> _Given problem_
Reproduce all entries precisely, down to the last character.

> _Data provided_
::::::::::

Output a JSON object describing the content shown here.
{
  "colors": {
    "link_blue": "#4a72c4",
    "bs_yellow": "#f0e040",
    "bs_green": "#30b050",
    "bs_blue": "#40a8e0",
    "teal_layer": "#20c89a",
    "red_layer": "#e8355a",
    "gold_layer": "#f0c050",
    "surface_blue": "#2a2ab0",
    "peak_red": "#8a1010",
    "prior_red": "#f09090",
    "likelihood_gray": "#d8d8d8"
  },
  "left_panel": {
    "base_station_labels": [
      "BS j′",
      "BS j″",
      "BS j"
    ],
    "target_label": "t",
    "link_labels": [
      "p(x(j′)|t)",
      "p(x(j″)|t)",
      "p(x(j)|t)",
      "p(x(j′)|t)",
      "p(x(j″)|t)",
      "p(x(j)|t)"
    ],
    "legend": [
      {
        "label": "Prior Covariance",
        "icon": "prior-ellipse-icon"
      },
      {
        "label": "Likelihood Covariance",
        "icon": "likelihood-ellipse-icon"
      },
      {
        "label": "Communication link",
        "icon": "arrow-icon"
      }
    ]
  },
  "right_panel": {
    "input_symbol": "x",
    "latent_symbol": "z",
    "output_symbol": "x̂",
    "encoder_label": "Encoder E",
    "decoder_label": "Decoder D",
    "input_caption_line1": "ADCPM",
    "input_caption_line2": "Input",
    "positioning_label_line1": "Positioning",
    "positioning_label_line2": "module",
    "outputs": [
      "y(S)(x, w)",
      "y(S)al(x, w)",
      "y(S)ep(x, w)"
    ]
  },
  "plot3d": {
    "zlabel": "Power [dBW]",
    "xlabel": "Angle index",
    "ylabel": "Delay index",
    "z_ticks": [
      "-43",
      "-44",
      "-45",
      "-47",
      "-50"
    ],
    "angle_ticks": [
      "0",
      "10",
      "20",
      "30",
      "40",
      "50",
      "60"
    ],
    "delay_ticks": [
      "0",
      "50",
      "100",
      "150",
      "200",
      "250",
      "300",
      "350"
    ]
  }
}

::::::::::

> _Solution for this task_
Output a JSON object describing the content shown here.
{
  "colors": {
    "link_blue": "#4a72c4",
    "bs_yellow": "#f0e040",
    "bs_green": "#30b050",
    "bs_blue": "#40a8e0",
    "teal_layer": "#20c89a",
    "red_layer": "#e8355a",
    "gold_layer": "#f0c050",
    "surface_blue": "#2a2ab0",
    "peak_red": "#8a1010",
    "prior_red": "#f09090",
    "likelihood_gray": "#d8d8d8"
  },
  "left_panel": {
    "base_station_labels": [
      "BS j′",
      "BS j″",
      "BS j"
    ],
    "target_label": "t",
    "link_labels": [
      "p(x(j′)|t)",
      "p(x(j″)|t)",
      "p(x(j)|t)",
      "p(x(j′)|t)",
      "p(x(j″)|t)",
      "p(x(j)|t)"
    ],
    "legend": [
      {
        "label": "Prior Covariance",
        "icon": "prior-ellipse-icon"
      },
      {
        "label": "Likelihood Covariance",
        "icon": "likelihood-ellipse-icon"
      },
      {
        "label": "Communication link",
        "icon": "arrow-icon"
      }
    ]
  },
  "right_panel": {
    "input_symbol": "x",
    "latent_symbol": "z",
    "output_symbol": "x̂",
    "encoder_label": "Encoder E",
    "decoder_label": "Decoder D",
    "input_caption_line1": "ADCPM",
    "input_caption_line2": "Input",
    "positioning_label_line1": "Positioning",
    "positioning_label_line2": "module",
    "outputs": [
      "y(S)(x, w)",
      "y(S)al(x, w)",
      "y(S)ep(x, w)"
    ]
  },
  "plot3d": {
    "zlabel": "Power [dBW]",
    "xlabel": "Angle index",
    "ylabel": "Delay index",
    "z_ticks": [
      "-43",
      "-44",
      "-45",
      "-47",
      "-50"
    ],
    "angle_ticks": [
      "0",
      "10",
      "20",
      "30",
      "40",
      "50",
      "60"
    ],
    "delay_ticks": [
      "0",
      "50",
      "100",
      "150",
      "200",
      "250",
      "300",
      "350"
    ]
  }
}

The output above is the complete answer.